▸ **TASK BRIEF**:
Print the entire listing. Each line must match the original exactly.

▸ **PROVIDED DATA**:
┌────────
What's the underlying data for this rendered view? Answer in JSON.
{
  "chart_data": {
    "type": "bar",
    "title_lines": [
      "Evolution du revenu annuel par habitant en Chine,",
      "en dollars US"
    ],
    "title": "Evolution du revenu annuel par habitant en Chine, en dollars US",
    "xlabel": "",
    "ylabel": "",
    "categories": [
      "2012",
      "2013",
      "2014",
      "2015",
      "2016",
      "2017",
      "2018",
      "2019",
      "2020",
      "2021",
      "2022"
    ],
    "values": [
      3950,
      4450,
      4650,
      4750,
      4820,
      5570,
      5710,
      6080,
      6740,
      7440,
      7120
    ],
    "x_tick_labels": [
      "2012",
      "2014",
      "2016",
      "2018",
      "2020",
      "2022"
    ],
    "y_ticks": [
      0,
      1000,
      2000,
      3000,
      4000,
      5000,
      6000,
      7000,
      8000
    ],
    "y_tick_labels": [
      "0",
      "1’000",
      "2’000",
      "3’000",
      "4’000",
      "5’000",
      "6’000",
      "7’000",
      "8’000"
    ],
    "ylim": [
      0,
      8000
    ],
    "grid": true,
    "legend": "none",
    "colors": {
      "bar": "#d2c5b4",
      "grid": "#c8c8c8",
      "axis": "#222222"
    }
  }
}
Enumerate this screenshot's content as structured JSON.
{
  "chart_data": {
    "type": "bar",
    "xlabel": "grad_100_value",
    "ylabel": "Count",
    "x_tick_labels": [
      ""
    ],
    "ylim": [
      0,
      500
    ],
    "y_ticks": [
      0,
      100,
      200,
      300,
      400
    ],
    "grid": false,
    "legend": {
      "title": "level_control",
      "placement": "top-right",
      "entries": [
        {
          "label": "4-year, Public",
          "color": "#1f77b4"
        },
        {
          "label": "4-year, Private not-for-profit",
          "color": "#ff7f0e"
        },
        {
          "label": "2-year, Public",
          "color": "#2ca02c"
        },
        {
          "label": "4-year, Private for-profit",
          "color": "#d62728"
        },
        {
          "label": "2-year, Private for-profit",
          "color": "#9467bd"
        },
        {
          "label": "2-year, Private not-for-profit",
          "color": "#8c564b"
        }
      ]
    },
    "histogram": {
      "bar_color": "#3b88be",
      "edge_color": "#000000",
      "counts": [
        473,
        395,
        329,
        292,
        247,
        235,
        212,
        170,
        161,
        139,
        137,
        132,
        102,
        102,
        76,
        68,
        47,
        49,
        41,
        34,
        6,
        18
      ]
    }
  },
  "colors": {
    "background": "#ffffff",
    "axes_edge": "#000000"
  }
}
└────────
▸ **SOLUTION**:
What's the underlying data for this rendered view? Answer in JSON.
{
  "chart_data": {
    "type": "bar",
    "title_lines": [
      "Evolution du revenu annuel par habitant en Chine,",
      "en dollars US"
    ],
    "title": "Evolution du revenu annuel par habitant en Chine, en dollars US",
    "xlabel": "",
    "ylabel": "",
    "categories": [
      "2012",
      "2013",
      "2014",
      "2015",
      "2016",
      "2017",
      "2018",
      "2019",
      "2020",
      "2021",
      "2022"
    ],
    "values": [
      3950,
      4450,
      4650,
      4750,
      4820,
      5570,
      5710,
      6080,
      6740,
      7440,
      7120
    ],
    "x_tick_labels": [
      "2012",
      "2014",
      "2016",
      "2018",
      "2020",
      "2022"
    ],
    "y_ticks": [
      0,
      1000,
      2000,
      3000,
      4000,
      5000,
      6000,
      7000,
      8000
    ],
    "y_tick_labels": [
      "0",
      "1’000",
      "2’000",
      "3’000",
      "4’000",
      "5’000",
      "6’000",
      "7’000",
      "8’000"
    ],
    "ylim": [
      0,
      8000
    ],
    "grid": true,
    "legend": "none",
    "colors": {
      "bar": "#d2c5b4",
      "grid": "#c8c8c8",
      "axis": "#222222"
    }
  }
}
Enumerate this screenshot's content as structured JSON.
{
  "chart_data": {
    "type": "bar",
    "xlabel": "grad_100_value",
    "ylabel": "Count",
    "x_tick_labels": [
      ""
    ],
    "ylim": [
      0,
      500
    ],
    "y_ticks": [
      0,
      100,
      200,
      300,
      400
    ],
    "grid": false,
    "legend": {
      "title": "level_control",
      "placement": "top-right",
      "entries": [
        {
          "label": "4-year, Public",
          "color": "#1f77b4"
        },
        {
          "label": "4-year, Private not-for-profit",
          "color": "#ff7f0e"
        },
        {
          "label": "2-year, Public",
          "color": "#2ca02c"
        },
        {
          "label": "4-year, Private for-profit",
          "color": "#d62728"
        },
        {
          "label": "2-year, Private for-profit",
          "color": "#9467bd"
        },
        {
          "label": "2-year, Private not-for-profit",
          "color": "#8c564b"
        }
      ]
    },
    "histogram": {
      "bar_color": "#3b88be",
      "edge_color": "#000000",
      "counts": [
        473,
        395,
        329,
        292,
        247,
        235,
        212,
        170,
        161,
        139,
        137,
        132,
        102,
        102,
        76,
        68,
        47,
        49,
        41,
        34,
        6,
        18
      ]
    }
  },
  "colors": {
    "background": "#ffffff",
    "axes_edge": "#000000"
  }
}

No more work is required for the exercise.